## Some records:
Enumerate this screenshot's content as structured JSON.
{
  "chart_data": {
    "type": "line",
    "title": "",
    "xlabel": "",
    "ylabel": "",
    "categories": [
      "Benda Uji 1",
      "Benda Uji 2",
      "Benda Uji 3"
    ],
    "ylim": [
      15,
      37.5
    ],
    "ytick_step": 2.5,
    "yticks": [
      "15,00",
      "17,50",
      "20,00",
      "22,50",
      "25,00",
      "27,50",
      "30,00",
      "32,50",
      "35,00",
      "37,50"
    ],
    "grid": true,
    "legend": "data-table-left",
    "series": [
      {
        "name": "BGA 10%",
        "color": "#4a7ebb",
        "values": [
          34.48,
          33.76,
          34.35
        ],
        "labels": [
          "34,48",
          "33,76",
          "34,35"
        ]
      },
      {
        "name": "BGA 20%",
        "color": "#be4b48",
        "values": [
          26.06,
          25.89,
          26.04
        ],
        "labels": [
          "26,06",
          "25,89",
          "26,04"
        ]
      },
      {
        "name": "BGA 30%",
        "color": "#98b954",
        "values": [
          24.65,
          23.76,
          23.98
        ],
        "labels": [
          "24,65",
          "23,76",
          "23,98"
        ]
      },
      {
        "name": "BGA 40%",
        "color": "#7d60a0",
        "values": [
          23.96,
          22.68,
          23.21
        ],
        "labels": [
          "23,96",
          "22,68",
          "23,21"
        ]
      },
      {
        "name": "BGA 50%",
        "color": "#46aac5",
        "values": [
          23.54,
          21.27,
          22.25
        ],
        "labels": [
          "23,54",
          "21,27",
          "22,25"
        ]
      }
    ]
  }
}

## Exercise task:
Return each full line of the entries that contains the word "name".

## Expected output:
        "name": "BGA 10%",
        "name": "BGA 20%",
        "name": "BGA 30%",
        "name": "BGA 40%",
        "name": "BGA 50%",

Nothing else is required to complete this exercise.